= Written request =
Among the lines of this listing, determine how many contain the string "wady". Answer with the number only.

= Provided material =
------
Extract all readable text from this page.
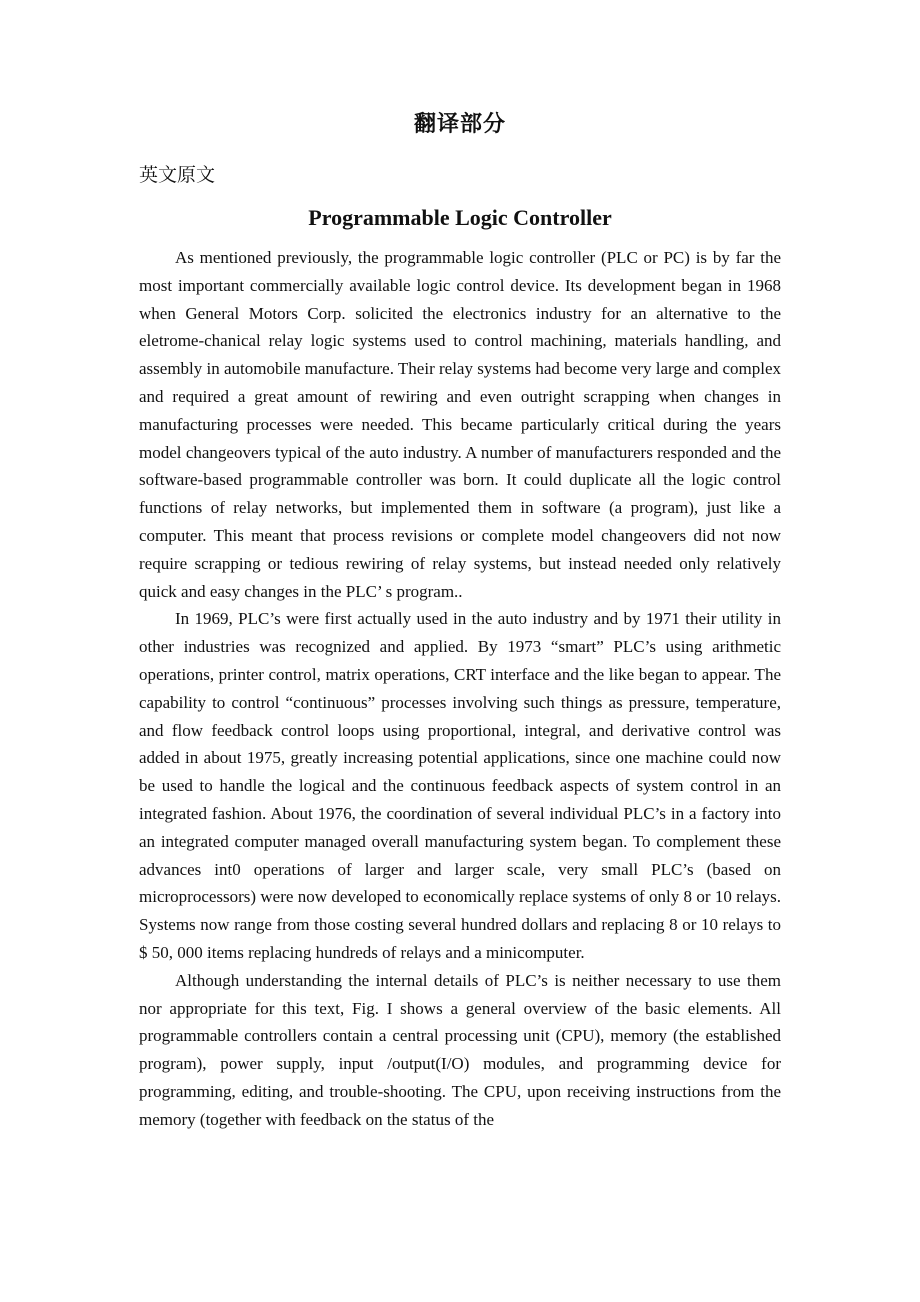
翻译部分
英文原文
Programmable Logic Controller

As mentioned previously, the programmable logic controller (PLC or PC) is by far the most important commercially available logic control device. Its development began in 1968 when General Motors Corp. solicited the electronics industry for an alternative to the eletrome-chanical relay logic systems used to control machining, materials handling, and assembly in automobile manufacture. Their relay systems had become very large and complex and required a great amount of rewiring and even outright scrapping when changes in manufacturing processes were needed. This became particularly critical during the years model changeovers typical of the auto industry. A number of manufacturers responded and the software-based programmable controller was born. It could duplicate all the logic control functions of relay networks, but implemented them in software (a program), just like a computer. This meant that process revisions or complete model changeovers did not now require scrapping or tedious rewiring of relay systems, but instead needed only relatively quick and easy changes in the PLC’ s program..

In 1969, PLC’s were first actually used in the auto industry and by 1971 their utility in other industries was recognized and applied. By 1973 “smart” PLC’s using arithmetic operations, printer control, matrix operations, CRT interface and the like began to appear. The capability to control “continuous” processes involving such things as pressure, temperature, and flow feedback control loops using proportional, integral, and derivative control was added in about 1975, greatly increasing potential applications, since one machine could now be used to handle the logical and the continuous feedback aspects of system control in an integrated fashion. About 1976, the coordination of several individual PLC’s in a factory into an integrated computer managed overall manufacturing system began. To complement these advances int0 operations of larger and larger scale, very small PLC’s (based on microprocessors) were now developed to economically replace systems of only 8 or 10 relays. Systems now range from those costing several hundred dollars and replacing 8 or 10 relays to $ 50, 000 items replacing hundreds of relays and a minicomputer.

Although understanding the internal details of PLC’s is neither necessary to use them nor appropriate for this text, Fig. I shows a general overview of the basic elements. All programmable controllers contain a central processing unit (CPU), memory (the established program), power supply, input /output(I/O) modules, and programming device for programming, editing, and trouble-shooting. The CPU, upon receiving instructions from the memory (together with feedback on the status of the
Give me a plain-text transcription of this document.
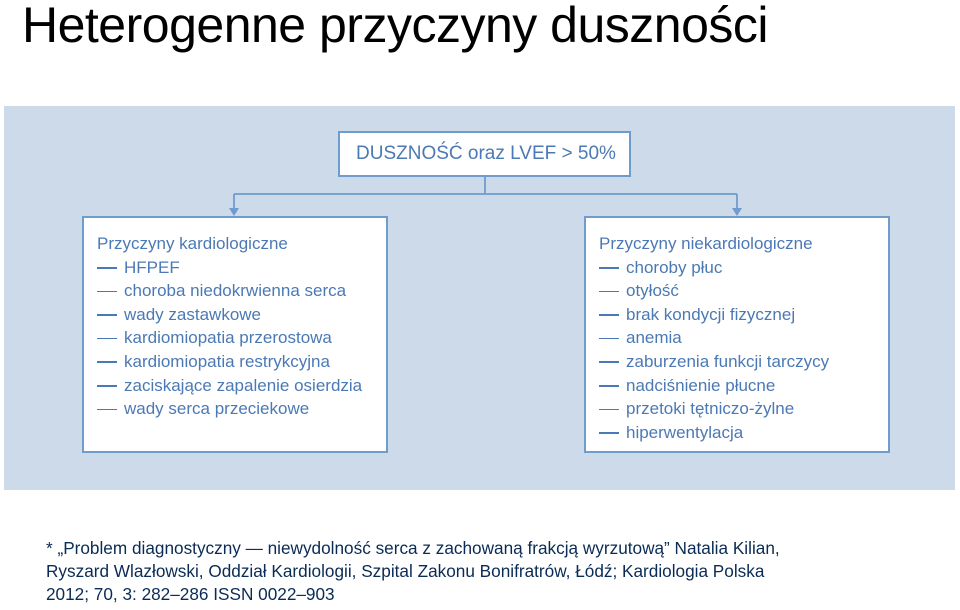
Heterogenne przyczyny duszności
DUSZNOŚĆ oraz LVEF > 50%
Przyczyny kardiologiczne
HFPEF
choroba niedokrwienna serca
wady zastawkowe
kardiomiopatia przerostowa
kardiomiopatia restrykcyjna
zaciskające zapalenie osierdzia
wady serca przeciekowe
Przyczyny niekardiologiczne
choroby płuc
otyłość
brak kondycji fizycznej
anemia
zaburzenia funkcji tarczycy
nadciśnienie płucne
przetoki tętniczo-żylne
hiperwentylacja
* „Problem diagnostyczny — niewydolność serca z zachowaną frakcją wyrzutową” Natalia Kilian,
Ryszard Wlazłowski, Oddział Kardiologii, Szpital Zakonu Bonifratrów, Łódź; Kardiologia Polska
2012; 70, 3: 282–286 ISSN 0022–903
------
= Completed task =
2